_Work to complete_: The exercise asks for every line of the data to be reproduced exactly.

+++++

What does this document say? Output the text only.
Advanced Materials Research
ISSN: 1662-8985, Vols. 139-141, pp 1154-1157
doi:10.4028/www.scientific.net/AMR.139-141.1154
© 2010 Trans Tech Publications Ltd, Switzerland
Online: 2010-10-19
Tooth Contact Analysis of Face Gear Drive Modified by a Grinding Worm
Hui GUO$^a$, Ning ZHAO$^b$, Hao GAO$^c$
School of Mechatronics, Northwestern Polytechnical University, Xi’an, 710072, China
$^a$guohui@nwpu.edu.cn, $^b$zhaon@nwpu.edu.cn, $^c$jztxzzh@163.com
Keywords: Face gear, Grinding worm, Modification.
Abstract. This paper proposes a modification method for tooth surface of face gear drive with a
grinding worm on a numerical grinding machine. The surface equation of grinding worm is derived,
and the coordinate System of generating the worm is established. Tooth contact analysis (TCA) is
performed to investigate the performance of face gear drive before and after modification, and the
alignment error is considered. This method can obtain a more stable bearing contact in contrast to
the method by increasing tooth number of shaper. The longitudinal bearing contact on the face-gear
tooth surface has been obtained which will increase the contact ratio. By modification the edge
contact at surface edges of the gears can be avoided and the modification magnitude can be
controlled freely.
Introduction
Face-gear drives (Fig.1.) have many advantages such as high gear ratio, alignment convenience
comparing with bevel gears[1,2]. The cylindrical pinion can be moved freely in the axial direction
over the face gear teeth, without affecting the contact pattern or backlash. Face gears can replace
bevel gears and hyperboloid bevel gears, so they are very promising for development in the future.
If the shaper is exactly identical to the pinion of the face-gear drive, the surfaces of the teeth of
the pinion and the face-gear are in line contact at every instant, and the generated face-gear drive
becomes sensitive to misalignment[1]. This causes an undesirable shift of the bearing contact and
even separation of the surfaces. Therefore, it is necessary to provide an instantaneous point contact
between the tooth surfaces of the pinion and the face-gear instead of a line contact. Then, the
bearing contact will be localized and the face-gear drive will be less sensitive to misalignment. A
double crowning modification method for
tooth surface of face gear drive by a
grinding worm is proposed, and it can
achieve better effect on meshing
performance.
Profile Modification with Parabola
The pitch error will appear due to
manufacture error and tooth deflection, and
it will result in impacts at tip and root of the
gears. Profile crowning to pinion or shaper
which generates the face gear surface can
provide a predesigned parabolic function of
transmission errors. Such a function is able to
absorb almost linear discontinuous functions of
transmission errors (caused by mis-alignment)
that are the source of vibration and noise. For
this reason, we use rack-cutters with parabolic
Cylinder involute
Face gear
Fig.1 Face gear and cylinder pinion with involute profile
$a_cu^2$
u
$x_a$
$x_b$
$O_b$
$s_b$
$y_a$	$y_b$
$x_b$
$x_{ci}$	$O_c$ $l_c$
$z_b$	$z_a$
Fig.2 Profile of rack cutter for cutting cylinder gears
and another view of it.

+++++

_Task solution_:
What does this document say? Output the text only.
Advanced Materials Research
ISSN: 1662-8985, Vols. 139-141, pp 1154-1157
doi:10.4028/www.scientific.net/AMR.139-141.1154
© 2010 Trans Tech Publications Ltd, Switzerland
Online: 2010-10-19
Tooth Contact Analysis of Face Gear Drive Modified by a Grinding Worm
Hui GUO$^a$, Ning ZHAO$^b$, Hao GAO$^c$
School of Mechatronics, Northwestern Polytechnical University, Xi’an, 710072, China
$^a$guohui@nwpu.edu.cn, $^b$zhaon@nwpu.edu.cn, $^c$jztxzzh@163.com
Keywords: Face gear, Grinding worm, Modification.
Abstract. This paper proposes a modification method for tooth surface of face gear drive with a
grinding worm on a numerical grinding machine. The surface equation of grinding worm is derived,
and the coordinate System of generating the worm is established. Tooth contact analysis (TCA) is
performed to investigate the performance of face gear drive before and after modification, and the
alignment error is considered. This method can obtain a more stable bearing contact in contrast to
the method by increasing tooth number of shaper. The longitudinal bearing contact on the face-gear
tooth surface has been obtained which will increase the contact ratio. By modification the edge
contact at surface edges of the gears can be avoided and the modification magnitude can be
controlled freely.
Introduction
Face-gear drives (Fig.1.) have many advantages such as high gear ratio, alignment convenience
comparing with bevel gears[1,2]. The cylindrical pinion can be moved freely in the axial direction
over the face gear teeth, without affecting the contact pattern or backlash. Face gears can replace
bevel gears and hyperboloid bevel gears, so they are very promising for development in the future.
If the shaper is exactly identical to the pinion of the face-gear drive, the surfaces of the teeth of
the pinion and the face-gear are in line contact at every instant, and the generated face-gear drive
becomes sensitive to misalignment[1]. This causes an undesirable shift of the bearing contact and
even separation of the surfaces. Therefore, it is necessary to provide an instantaneous point contact
between the tooth surfaces of the pinion and the face-gear instead of a line contact. Then, the
bearing contact will be localized and the face-gear drive will be less sensitive to misalignment. A
double crowning modification method for
tooth surface of face gear drive by a
grinding worm is proposed, and it can
achieve better effect on meshing
performance.
Profile Modification with Parabola
The pitch error will appear due to
manufacture error and tooth deflection, and
it will result in impacts at tip and root of the
gears. Profile crowning to pinion or shaper
which generates the face gear surface can
provide a predesigned parabolic function of
transmission errors. Such a function is able to
absorb almost linear discontinuous functions of
transmission errors (caused by mis-alignment)
that are the source of vibration and noise. For
this reason, we use rack-cutters with parabolic
Cylinder involute
Face gear
Fig.1 Face gear and cylinder pinion with involute profile
$a_cu^2$
u
$x_a$
$x_b$
$O_b$
$s_b$
$y_a$	$y_b$
$x_b$
$x_{ci}$	$O_c$ $l_c$
$z_b$	$z_a$
Fig.2 Profile of rack cutter for cutting cylinder gears
and another view of it.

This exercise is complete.